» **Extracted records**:
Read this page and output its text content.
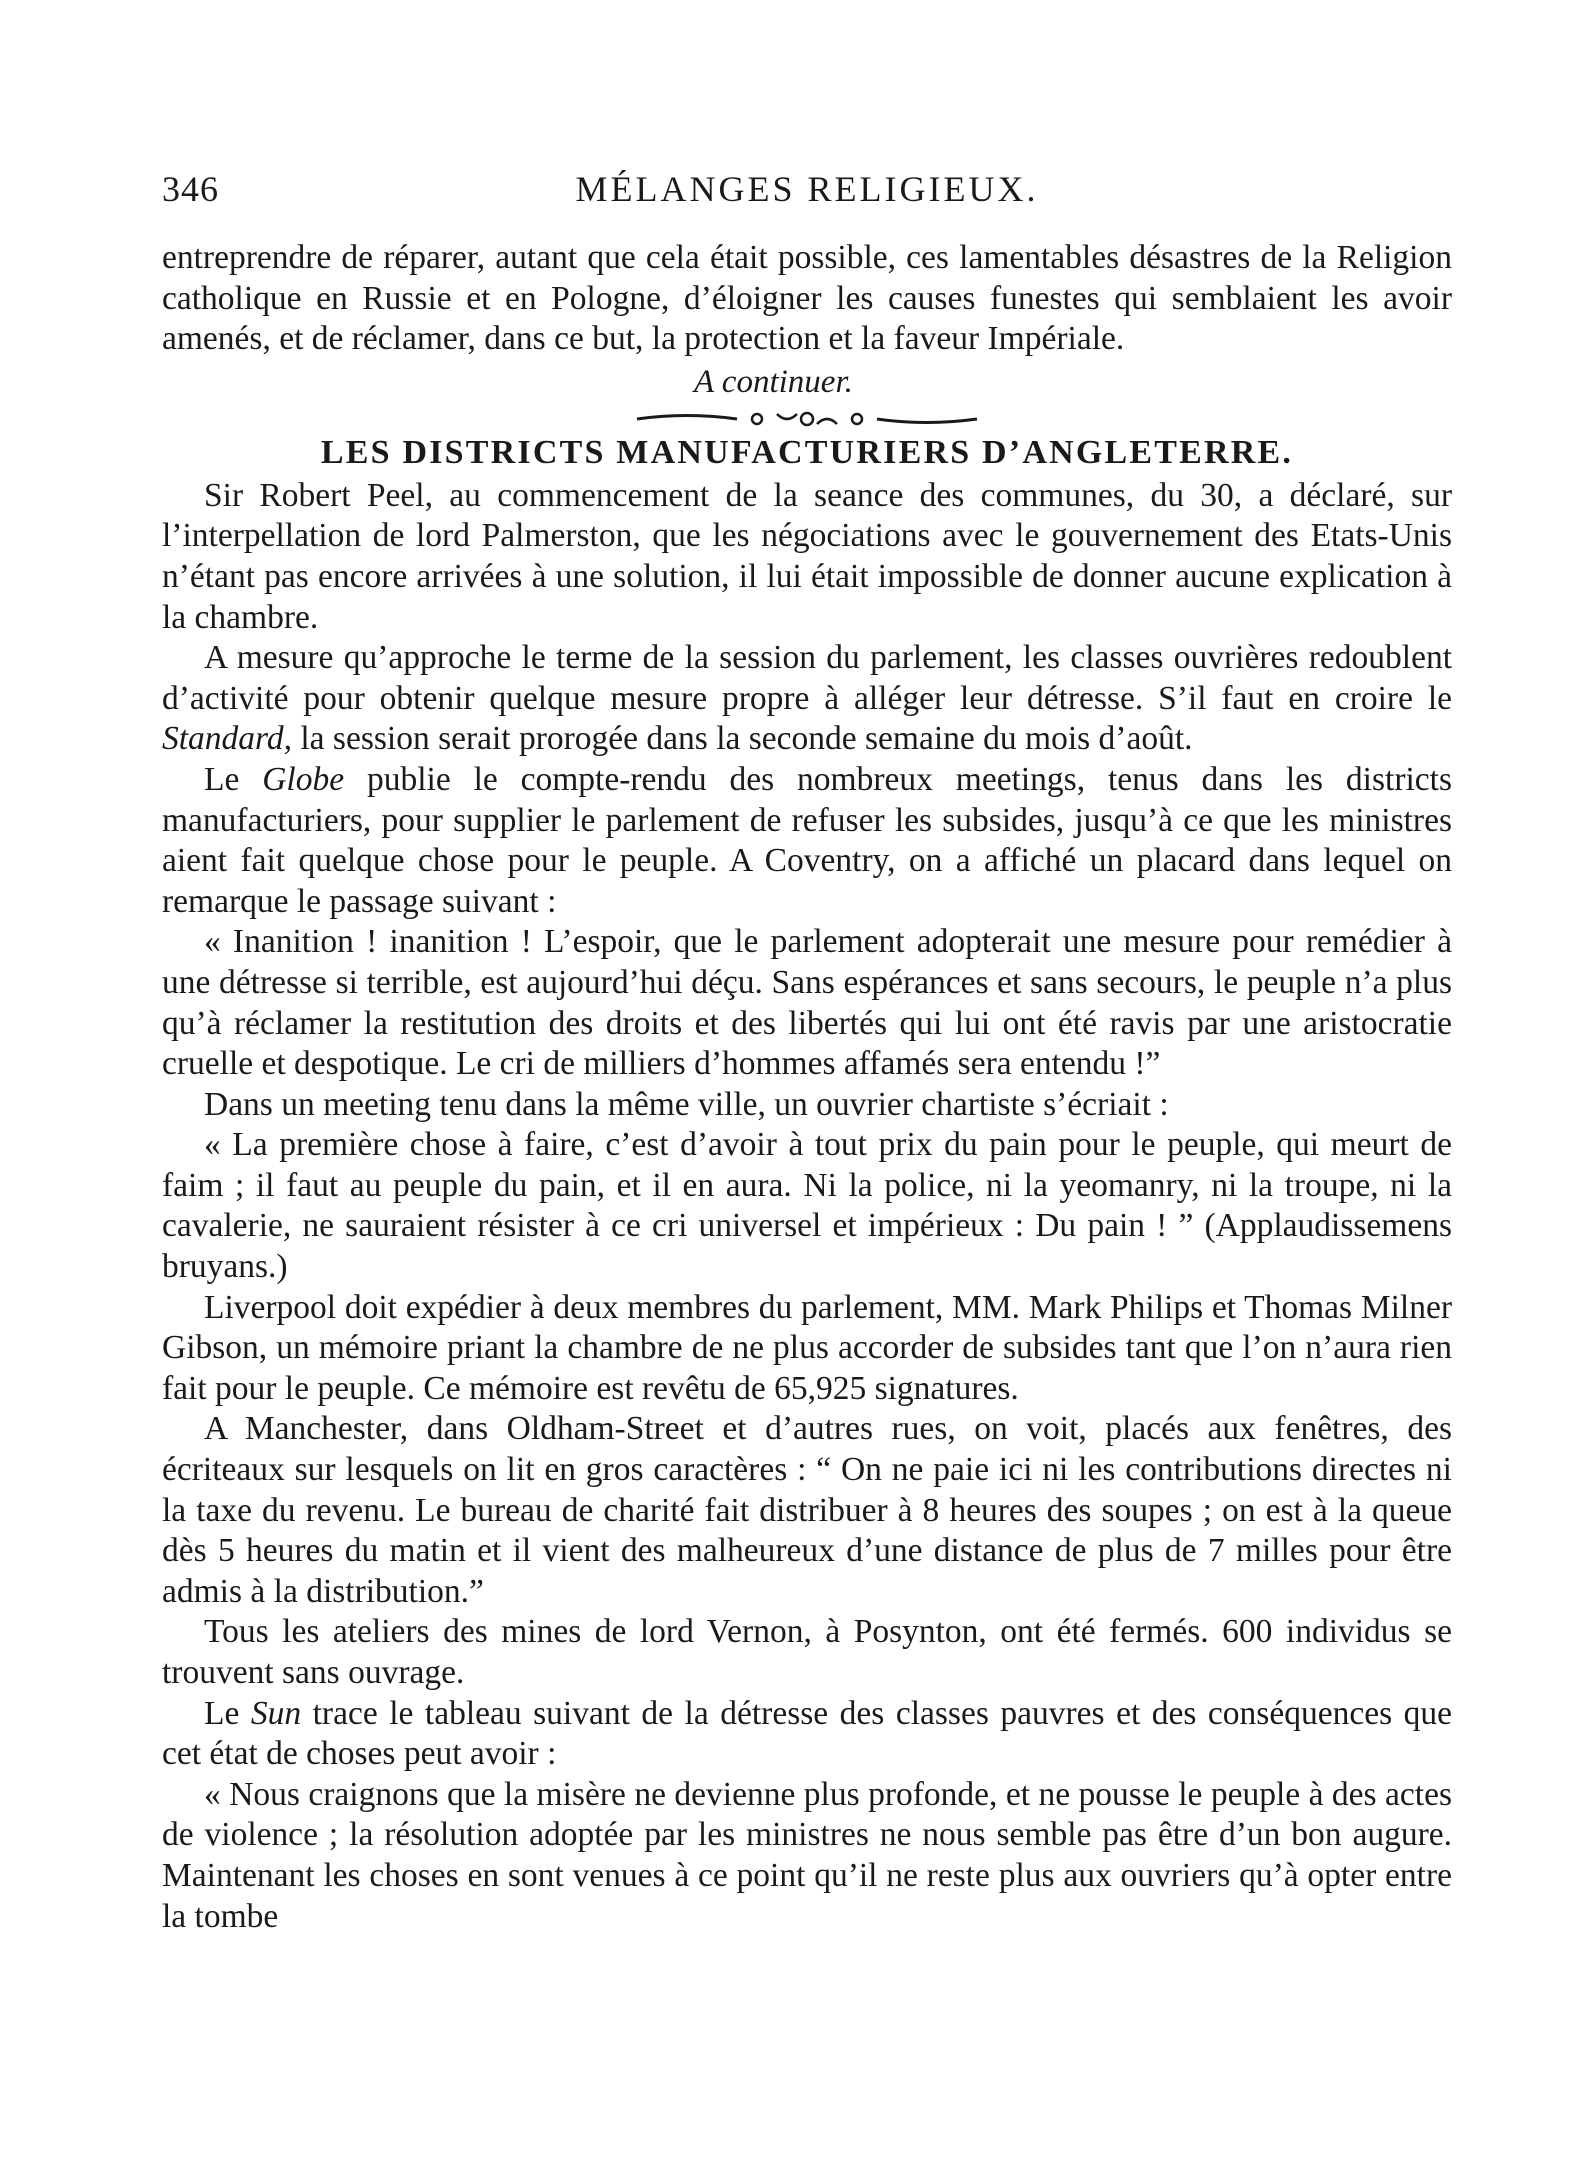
346	MÉLANGES RELIGIEUX.

entreprendre de réparer, autant que cela était possible, ces lamentables désastres de la Religion catholique en Russie et en Pologne, d’éloigner les causes funestes qui semblaient les avoir amenés, et de réclamer, dans ce but, la protection et la faveur Impériale.

A continuer.

LES DISTRICTS MANUFACTURIERS D’ANGLETERRE.

Sir Robert Peel, au commencement de la seance des communes, du 30, a déclaré, sur l’interpellation de lord Palmerston, que les négociations avec le gouvernement des Etats-Unis n’étant pas encore arrivées à une solution, il lui était impossible de donner aucune explication à la chambre.

A mesure qu’approche le terme de la session du parlement, les classes ouvrières redoublent d’activité pour obtenir quelque mesure propre à alléger leur détresse. S’il faut en croire le Standard, la session serait prorogée dans la seconde semaine du mois d’août.

Le Globe publie le compte-rendu des nombreux meetings, tenus dans les districts manufacturiers, pour supplier le parlement de refuser les subsides, jusqu’à ce que les ministres aient fait quelque chose pour le peuple. A Coventry, on a affiché un placard dans lequel on remarque le passage suivant :

« Inanition ! inanition ! L’espoir, que le parlement adopterait une mesure pour remédier à une détresse si terrible, est aujourd’hui déçu. Sans espérances et sans secours, le peuple n’a plus qu’à réclamer la restitution des droits et des libertés qui lui ont été ravis par une aristocratie cruelle et despotique. Le cri de milliers d’hommes affamés sera entendu !”

Dans un meeting tenu dans la même ville, un ouvrier chartiste s’écriait :

« La première chose à faire, c’est d’avoir à tout prix du pain pour le peuple, qui meurt de faim ; il faut au peuple du pain, et il en aura. Ni la police, ni la yeomanry, ni la troupe, ni la cavalerie, ne sauraient résister à ce cri universel et impérieux : Du pain ! ” (Applaudissemens bruyans.)

Liverpool doit expédier à deux membres du parlement, MM. Mark Philips et Thomas Milner Gibson, un mémoire priant la chambre de ne plus accorder de subsides tant que l’on n’aura rien fait pour le peuple. Ce mémoire est revêtu de 65,925 signatures.

A Manchester, dans Oldham-Street et d’autres rues, on voit, placés aux fenêtres, des écriteaux sur lesquels on lit en gros caractères : “ On ne paie ici ni les contributions directes ni la taxe du revenu. Le bureau de charité fait distribuer à 8 heures des soupes ; on est à la queue dès 5 heures du matin et il vient des malheureux d’une distance de plus de 7 milles pour être admis à la distribution.”

Tous les ateliers des mines de lord Vernon, à Posynton, ont été fermés. 600 individus se trouvent sans ouvrage.

Le Sun trace le tableau suivant de la détresse des classes pauvres et des conséquences que cet état de choses peut avoir :

« Nous craignons que la misère ne devienne plus profonde, et ne pousse le peuple à des actes de violence ; la résolution adoptée par les ministres ne nous semble pas être d’un bon augure. Maintenant les choses en sont venues à ce point qu’il ne reste plus aux ouvriers qu’à opter entre la tombe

» **Request**:
Repeat each entry exactly as it appears; skip any picture.

» **The result**:
Read this page and output its text content.
346	MÉLANGES RELIGIEUX.

entreprendre de réparer, autant que cela était possible, ces lamentables désastres de la Religion catholique en Russie et en Pologne, d’éloigner les causes funestes qui semblaient les avoir amenés, et de réclamer, dans ce but, la protection et la faveur Impériale.

A continuer.

LES DISTRICTS MANUFACTURIERS D’ANGLETERRE.

Sir Robert Peel, au commencement de la seance des communes, du 30, a déclaré, sur l’interpellation de lord Palmerston, que les négociations avec le gouvernement des Etats-Unis n’étant pas encore arrivées à une solution, il lui était impossible de donner aucune explication à la chambre.

A mesure qu’approche le terme de la session du parlement, les classes ouvrières redoublent d’activité pour obtenir quelque mesure propre à alléger leur détresse. S’il faut en croire le Standard, la session serait prorogée dans la seconde semaine du mois d’août.

Le Globe publie le compte-rendu des nombreux meetings, tenus dans les districts manufacturiers, pour supplier le parlement de refuser les subsides, jusqu’à ce que les ministres aient fait quelque chose pour le peuple. A Coventry, on a affiché un placard dans lequel on remarque le passage suivant :

« Inanition ! inanition ! L’espoir, que le parlement adopterait une mesure pour remédier à une détresse si terrible, est aujourd’hui déçu. Sans espérances et sans secours, le peuple n’a plus qu’à réclamer la restitution des droits et des libertés qui lui ont été ravis par une aristocratie cruelle et despotique. Le cri de milliers d’hommes affamés sera entendu !”

Dans un meeting tenu dans la même ville, un ouvrier chartiste s’écriait :

« La première chose à faire, c’est d’avoir à tout prix du pain pour le peuple, qui meurt de faim ; il faut au peuple du pain, et il en aura. Ni la police, ni la yeomanry, ni la troupe, ni la cavalerie, ne sauraient résister à ce cri universel et impérieux : Du pain ! ” (Applaudissemens bruyans.)

Liverpool doit expédier à deux membres du parlement, MM. Mark Philips et Thomas Milner Gibson, un mémoire priant la chambre de ne plus accorder de subsides tant que l’on n’aura rien fait pour le peuple. Ce mémoire est revêtu de 65,925 signatures.

A Manchester, dans Oldham-Street et d’autres rues, on voit, placés aux fenêtres, des écriteaux sur lesquels on lit en gros caractères : “ On ne paie ici ni les contributions directes ni la taxe du revenu. Le bureau de charité fait distribuer à 8 heures des soupes ; on est à la queue dès 5 heures du matin et il vient des malheureux d’une distance de plus de 7 milles pour être admis à la distribution.”

Tous les ateliers des mines de lord Vernon, à Posynton, ont été fermés. 600 individus se trouvent sans ouvrage.

Le Sun trace le tableau suivant de la détresse des classes pauvres et des conséquences que cet état de choses peut avoir :

« Nous craignons que la misère ne devienne plus profonde, et ne pousse le peuple à des actes de violence ; la résolution adoptée par les ministres ne nous semble pas être d’un bon augure. Maintenant les choses en sont venues à ce point qu’il ne reste plus aux ouvriers qu’à opter entre la tombe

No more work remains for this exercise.